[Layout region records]
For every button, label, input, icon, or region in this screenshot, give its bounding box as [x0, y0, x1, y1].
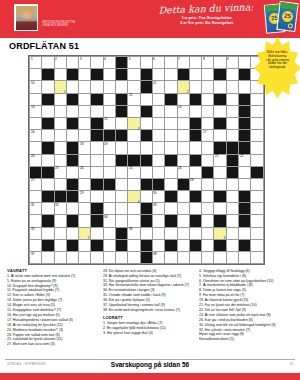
grid-cell[interactable]	[251, 179, 262, 190]
down-clue-list: 1. Sveper bort ovanliga djur i Afrika (7…	[103, 320, 198, 335]
grid-cell[interactable]	[55, 94, 66, 105]
grid-cell[interactable]	[178, 118, 189, 129]
grid-cell[interactable]	[91, 228, 102, 239]
constructor-photo	[14, 4, 38, 31]
black-cell	[239, 215, 250, 226]
grid-cell[interactable]	[128, 240, 139, 251]
grid-cell[interactable]	[141, 142, 152, 153]
grid-cell[interactable]: 20	[30, 155, 41, 166]
grid-cell[interactable]	[190, 142, 201, 153]
clue-number: 5	[129, 57, 131, 61]
grid-cell[interactable]	[91, 81, 102, 92]
black-cell	[190, 215, 201, 226]
black-cell	[190, 94, 201, 105]
grid-cell[interactable]: 24	[79, 167, 90, 178]
grid-cell[interactable]	[79, 252, 90, 263]
grid-cell[interactable]: 13	[30, 106, 41, 117]
grid-cell[interactable]	[251, 118, 262, 129]
grid-cell[interactable]	[141, 94, 152, 105]
grid-cell[interactable]: 27	[30, 179, 41, 190]
grid-cell[interactable]	[30, 94, 41, 105]
clue-number: 21	[215, 154, 219, 158]
grid-cell[interactable]	[67, 81, 78, 92]
grid-cell[interactable]	[178, 215, 189, 226]
clue-number: 25	[129, 166, 133, 170]
grid-cell[interactable]	[128, 69, 139, 80]
grid-cell[interactable]	[153, 155, 164, 166]
page-number: 41	[278, 362, 293, 365]
grid-cell[interactable]: 26	[178, 167, 189, 178]
grid-cell[interactable]	[30, 191, 41, 202]
grid-cell[interactable]	[239, 81, 250, 92]
grid-cell[interactable]	[104, 191, 115, 202]
grid-cell[interactable]	[190, 106, 201, 117]
grid-cell[interactable]	[79, 81, 90, 92]
grid-cell[interactable]	[79, 215, 90, 226]
grid-cell[interactable]	[153, 167, 164, 178]
grid-cell[interactable]	[91, 142, 102, 153]
grid-cell[interactable]	[153, 94, 164, 105]
grid-cell[interactable]	[178, 228, 189, 239]
grid-cell[interactable]: 23	[55, 167, 66, 178]
grid-cell[interactable]	[202, 215, 213, 226]
down-clue-list-continued: 4. Geggigt tillägg till flasklägg (6)5. …	[199, 268, 294, 341]
grid-cell[interactable]: 15	[104, 118, 115, 129]
grid-cell[interactable]	[91, 106, 102, 117]
grid-cell[interactable]	[153, 228, 164, 239]
prize-letter-index: 2	[187, 90, 189, 94]
grid-cell[interactable]: 2	[178, 81, 189, 92]
black-cell	[67, 240, 78, 251]
clue-number: 22	[240, 154, 244, 158]
grid-cell[interactable]	[55, 130, 66, 141]
grid-cell[interactable]	[128, 179, 139, 190]
grid-cell[interactable]	[128, 106, 139, 117]
grid-cell[interactable]	[202, 106, 213, 117]
grid-cell[interactable]	[141, 228, 152, 239]
grid-cell[interactable]	[214, 106, 225, 117]
grid-cell[interactable]	[178, 155, 189, 166]
grid-cell[interactable]	[214, 130, 225, 141]
grid-cell[interactable]	[227, 252, 238, 263]
black-cell	[239, 130, 250, 141]
black-cell	[91, 240, 102, 251]
grid-cell[interactable]	[79, 155, 90, 166]
clue-number: 30	[153, 191, 157, 195]
grid-cell[interactable]	[104, 81, 115, 92]
grid-cell[interactable]	[141, 57, 152, 68]
grid-cell[interactable]	[79, 130, 90, 141]
grid-cell[interactable]	[55, 155, 66, 166]
grid-cell[interactable]	[178, 203, 189, 214]
clue-number: 2	[55, 57, 57, 61]
grid-cell[interactable]	[116, 81, 127, 92]
grid-cell[interactable]	[55, 69, 66, 80]
grid-cell[interactable]	[251, 228, 262, 239]
black-cell	[30, 167, 41, 178]
grid-cell[interactable]	[214, 167, 225, 178]
grid-cell[interactable]	[227, 94, 238, 105]
black-cell	[190, 130, 201, 141]
grid-cell[interactable]: 5	[79, 228, 90, 239]
grid-cell[interactable]	[128, 252, 139, 263]
grid-cell[interactable]	[104, 94, 115, 105]
clue-number: 23	[55, 166, 59, 170]
grid-cell[interactable]	[178, 240, 189, 251]
black-cell	[116, 94, 127, 105]
grid-cell[interactable]	[153, 118, 164, 129]
grid-cell[interactable]	[79, 203, 90, 214]
prize-letter-index: 5	[88, 236, 90, 240]
grid-cell[interactable]	[91, 252, 102, 263]
clue-number: 4	[104, 57, 106, 61]
grid-cell[interactable]: 7	[178, 57, 189, 68]
grid-cell[interactable]	[55, 179, 66, 190]
grid-cell[interactable]: 11	[153, 81, 164, 92]
grid-cell[interactable]	[227, 215, 238, 226]
grid-cell[interactable]	[91, 155, 102, 166]
grid-cell[interactable]	[165, 57, 176, 68]
grid-cell[interactable]: 8	[202, 57, 213, 68]
grid-cell[interactable]	[116, 179, 127, 190]
grid-cell[interactable]	[190, 81, 201, 92]
grid-cell[interactable]	[116, 167, 127, 178]
grid-cell[interactable]	[30, 69, 41, 80]
grid-cell[interactable]	[116, 252, 127, 263]
grid-cell[interactable]	[165, 81, 176, 92]
grid-cell[interactable]	[227, 118, 238, 129]
grid-cell[interactable]	[165, 167, 176, 178]
prize-letter-index: 4	[137, 199, 139, 203]
grid-cell[interactable]	[251, 252, 262, 263]
grid-cell[interactable]	[190, 167, 201, 178]
grid-cell[interactable]	[165, 106, 176, 117]
grid-cell[interactable]	[165, 69, 176, 80]
clue-number: 34	[104, 215, 108, 219]
grid-cell[interactable]: 21	[214, 155, 225, 166]
grid-cell[interactable]	[116, 203, 127, 214]
grid-cell[interactable]	[141, 167, 152, 178]
clue-number: 36	[129, 227, 133, 231]
grid-cell[interactable]	[202, 81, 213, 92]
grid-cell[interactable]	[55, 215, 66, 226]
grid-cell[interactable]	[239, 167, 250, 178]
grid-cell[interactable]	[79, 118, 90, 129]
grid-cell[interactable]	[165, 118, 176, 129]
grid-cell[interactable]	[227, 130, 238, 141]
answer-coupon-note: Svarskupong på sidan 56	[0, 361, 300, 368]
black-cell	[42, 240, 53, 251]
grid-cell[interactable]	[116, 142, 127, 153]
grid-cell[interactable]	[227, 81, 238, 92]
grid-cell[interactable]: 25	[128, 167, 139, 178]
grid-cell[interactable]	[128, 81, 139, 92]
grid-cell[interactable]	[251, 203, 262, 214]
grid-cell[interactable]	[202, 118, 213, 129]
grid-cell[interactable]: 38	[153, 252, 164, 263]
grid-cell[interactable]	[42, 106, 53, 117]
grid-cell[interactable]	[67, 106, 78, 117]
grid-cell[interactable]	[251, 240, 262, 251]
grid-cell[interactable]	[202, 155, 213, 166]
black-cell	[214, 240, 225, 251]
grid-cell[interactable]	[42, 179, 53, 190]
grid-cell[interactable]	[251, 94, 262, 105]
grid-cell[interactable]	[153, 215, 164, 226]
grid-cell[interactable]	[30, 118, 41, 129]
grid-cell[interactable]	[251, 191, 262, 202]
grid-cell[interactable]	[227, 106, 238, 117]
grid-cell[interactable]	[55, 142, 66, 153]
grid-cell[interactable]	[214, 203, 225, 214]
grid-cell[interactable]	[67, 167, 78, 178]
grid-cell[interactable]	[116, 191, 127, 202]
grid-cell[interactable]: 10	[30, 81, 41, 92]
grid-cell[interactable]	[178, 252, 189, 263]
black-cell	[239, 240, 250, 251]
grid-cell[interactable]	[153, 142, 164, 153]
black-cell	[67, 94, 78, 105]
prize-letter-index: 6	[223, 236, 225, 240]
grid-cell[interactable]: 5	[128, 57, 139, 68]
grid-cell[interactable]: 28	[190, 179, 201, 190]
black-cell	[165, 94, 176, 105]
grid-cell[interactable]: 37	[30, 252, 41, 263]
grid-cell[interactable]	[79, 240, 90, 251]
grid-cell[interactable]	[251, 155, 262, 166]
grid-cell[interactable]: 17	[202, 130, 213, 141]
grid-cell[interactable]: 4	[104, 57, 115, 68]
grid-cell[interactable]	[190, 69, 201, 80]
grid-cell[interactable]	[55, 252, 66, 263]
grid-cell[interactable]	[190, 57, 201, 68]
grid-cell[interactable]	[214, 252, 225, 263]
grid-cell[interactable]	[178, 130, 189, 141]
grid-cell[interactable]	[165, 203, 176, 214]
grid-cell[interactable]	[239, 228, 250, 239]
grid-cell[interactable]: 36	[128, 228, 139, 239]
grid-cell[interactable]	[141, 118, 152, 129]
clue-number: 16	[31, 130, 35, 134]
grid-cell[interactable]	[153, 106, 164, 117]
grid-cell[interactable]: 29	[79, 191, 90, 202]
grid-cell[interactable]: 6	[214, 228, 225, 239]
grid-cell[interactable]	[165, 252, 176, 263]
grid-cell[interactable]	[67, 228, 78, 239]
page-title: ORDFLÄTAN 51	[9, 41, 79, 51]
grid-cell[interactable]	[202, 252, 213, 263]
clue-item: 3. Har ytterst hårt vågigt skal (4)	[103, 330, 198, 335]
grid-cell[interactable]	[55, 228, 66, 239]
grid-cell[interactable]	[128, 215, 139, 226]
grid-cell[interactable]: 2	[55, 57, 66, 68]
grid-cell[interactable]	[67, 252, 78, 263]
grid-cell[interactable]: 4	[128, 191, 139, 202]
prize-line-2: 2:a–5:e pris: En Sverigelott.	[152, 20, 262, 25]
grid-cell[interactable]	[30, 215, 41, 226]
grid-cell[interactable]	[104, 106, 115, 117]
grid-cell[interactable]	[202, 69, 213, 80]
grid-cell[interactable]	[91, 167, 102, 178]
grid-cell[interactable]	[165, 179, 176, 190]
grid-cell[interactable]	[104, 167, 115, 178]
grid-cell[interactable]	[178, 191, 189, 202]
grid-cell[interactable]: 16	[30, 130, 41, 141]
grid-cell[interactable]	[79, 106, 90, 117]
clue-number: 37	[31, 252, 35, 256]
grid-cell[interactable]	[202, 240, 213, 251]
grid-cell[interactable]	[239, 57, 250, 68]
grid-cell[interactable]	[128, 142, 139, 153]
grid-cell[interactable]	[55, 106, 66, 117]
grid-cell[interactable]	[67, 203, 78, 214]
black-cell	[190, 118, 201, 129]
clue-number: 31	[31, 203, 35, 207]
grid-cell[interactable]	[153, 69, 164, 80]
grid-cell[interactable]	[116, 215, 127, 226]
black-cell	[104, 130, 115, 141]
clues-column-3: 4. Geggigt tillägg till flasklägg (6)5. …	[199, 268, 294, 341]
grid-cell[interactable]	[165, 130, 176, 141]
grid-cell[interactable]	[79, 69, 90, 80]
grid-cell[interactable]	[251, 130, 262, 141]
grid-cell[interactable]	[67, 57, 78, 68]
grid-cell[interactable]	[227, 191, 238, 202]
grid-cell[interactable]: 9	[227, 57, 238, 68]
black-cell	[91, 203, 102, 214]
grid-cell[interactable]	[55, 118, 66, 129]
grid-cell[interactable]	[153, 130, 164, 141]
grid-cell[interactable]	[190, 228, 201, 239]
grid-cell[interactable]: 14	[178, 106, 189, 117]
grid-cell[interactable]	[91, 57, 102, 68]
grid-cell[interactable]	[202, 142, 213, 153]
grid-cell[interactable]	[67, 130, 78, 141]
grid-cell[interactable]: 1	[55, 81, 66, 92]
grid-cell[interactable]	[42, 228, 53, 239]
clue-number: 17	[203, 130, 207, 134]
grid-cell[interactable]	[116, 118, 127, 129]
black-cell	[153, 179, 164, 190]
grid-cell[interactable]	[104, 228, 115, 239]
grid-cell[interactable]	[165, 142, 176, 153]
black-cell	[178, 69, 189, 80]
grid-cell[interactable]: 1	[30, 57, 41, 68]
grid-cell[interactable]	[79, 94, 90, 105]
grid-cell[interactable]	[214, 179, 225, 190]
grid-cell[interactable]	[239, 252, 250, 263]
grid-cell[interactable]	[128, 203, 139, 214]
grid-cell[interactable]	[128, 130, 139, 141]
grid-cell[interactable]	[251, 142, 262, 153]
black-cell	[239, 203, 250, 214]
grid-cell[interactable]	[202, 94, 213, 105]
grid-cell[interactable]: 35	[30, 228, 41, 239]
grid-cell[interactable]	[141, 191, 152, 202]
grid-cell[interactable]	[165, 228, 176, 239]
grid-cell[interactable]	[153, 240, 164, 251]
grid-cell[interactable]	[214, 81, 225, 92]
black-cell	[239, 69, 250, 80]
clue-number: 10	[31, 81, 35, 85]
grid-cell[interactable]	[178, 142, 189, 153]
grid-cell[interactable]	[251, 106, 262, 117]
grid-cell[interactable]	[42, 155, 53, 166]
grid-cell[interactable]	[104, 155, 115, 166]
grid-cell[interactable]: 32	[55, 203, 66, 214]
grid-cell[interactable]: 6	[153, 57, 164, 68]
across-clue-list-continued: 28. De slipas ner och avrundas (6)29. Är…	[103, 268, 198, 312]
ticket-value-badge: 25	[281, 10, 293, 22]
grid-cell[interactable]	[227, 228, 238, 239]
grid-cell[interactable]	[251, 215, 262, 226]
grid-cell[interactable]	[227, 203, 238, 214]
black-cell	[239, 142, 250, 153]
grid-cell[interactable]	[30, 142, 41, 153]
grid-cell[interactable]	[42, 57, 53, 68]
grid-cell[interactable]: 22	[239, 155, 250, 166]
grid-cell[interactable]: 30	[153, 191, 164, 202]
black-cell	[165, 155, 176, 166]
black-cell	[42, 94, 53, 105]
grid-cell[interactable]	[55, 240, 66, 251]
clue-number: 29	[80, 191, 84, 195]
grid-cell[interactable]	[30, 240, 41, 251]
grid-cell[interactable]	[91, 191, 102, 202]
grid-cell[interactable]	[42, 252, 53, 263]
grid-cell[interactable]	[202, 191, 213, 202]
grid-cell[interactable]	[42, 81, 53, 92]
prize-banner: KRYSSKONSTRUKTÖR: LENA HOLMGREN Detta ka…	[0, 0, 300, 38]
black-cell	[227, 167, 238, 178]
grid-cell[interactable]	[214, 57, 225, 68]
grid-cell[interactable]	[42, 130, 53, 141]
grid-cell[interactable]: 3	[128, 118, 139, 129]
grid-cell[interactable]	[104, 252, 115, 263]
grid-cell[interactable]	[202, 203, 213, 214]
grid-cell[interactable]: 19	[104, 142, 115, 153]
grid-cell[interactable]	[190, 252, 201, 263]
grid-cell[interactable]	[104, 69, 115, 80]
grid-cell[interactable]	[79, 179, 90, 190]
grid-cell[interactable]: 18	[79, 142, 90, 153]
grid-cell[interactable]	[202, 228, 213, 239]
grid-cell[interactable]: 31	[30, 203, 41, 214]
black-cell	[214, 69, 225, 80]
grid-cell[interactable]	[227, 240, 238, 251]
grid-cell[interactable]: 34	[104, 215, 115, 226]
clue-number: 33	[153, 203, 157, 207]
black-cell	[42, 118, 53, 129]
grid-cell[interactable]: 12	[128, 94, 139, 105]
grid-cell[interactable]	[239, 179, 250, 190]
grid-cell[interactable]	[104, 203, 115, 214]
grid-cell[interactable]	[104, 240, 115, 251]
grid-cell[interactable]: 33	[153, 203, 164, 214]
grid-cell[interactable]	[202, 179, 213, 190]
grid-cell[interactable]	[227, 69, 238, 80]
clue-number: 15	[104, 117, 108, 121]
grid-cell[interactable]	[42, 203, 53, 214]
grid-cell[interactable]	[190, 203, 201, 214]
black-cell	[239, 118, 250, 129]
grid-cell[interactable]: 3	[79, 57, 90, 68]
crossword-grid[interactable]: 1234567891011121213141531617181920212223…	[28, 55, 265, 265]
grid-cell[interactable]	[178, 94, 189, 105]
black-cell	[91, 130, 102, 141]
prize-letter-index: 1	[64, 90, 66, 94]
grid-cell[interactable]	[227, 179, 238, 190]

• [DO THIS]: Repeat everything in the records from the line containing "179, 262, 190]" down to the line containing "106, 41, 117]", with both of those lines included.

• [WRITTEN RESPONSE]:
grid-cell[interactable]	[251, 179, 262, 190]
down-clue-list: 1. Sveper bort ovanliga djur i Afrika (7…	[103, 320, 198, 335]
grid-cell[interactable]	[55, 94, 66, 105]
grid-cell[interactable]	[178, 118, 189, 129]
grid-cell[interactable]	[91, 228, 102, 239]
constructor-photo	[14, 4, 38, 31]
black-cell	[239, 215, 250, 226]
grid-cell[interactable]	[128, 240, 139, 251]
grid-cell[interactable]	[141, 142, 152, 153]
grid-cell[interactable]: 20	[30, 155, 41, 166]
grid-cell[interactable]	[190, 142, 201, 153]
clue-number: 5	[129, 57, 131, 61]
grid-cell[interactable]	[91, 81, 102, 92]
black-cell	[190, 215, 201, 226]
black-cell	[190, 94, 201, 105]
grid-cell[interactable]: 24	[79, 167, 90, 178]
grid-cell[interactable]	[79, 252, 90, 263]
grid-cell[interactable]: 13	[30, 106, 41, 117]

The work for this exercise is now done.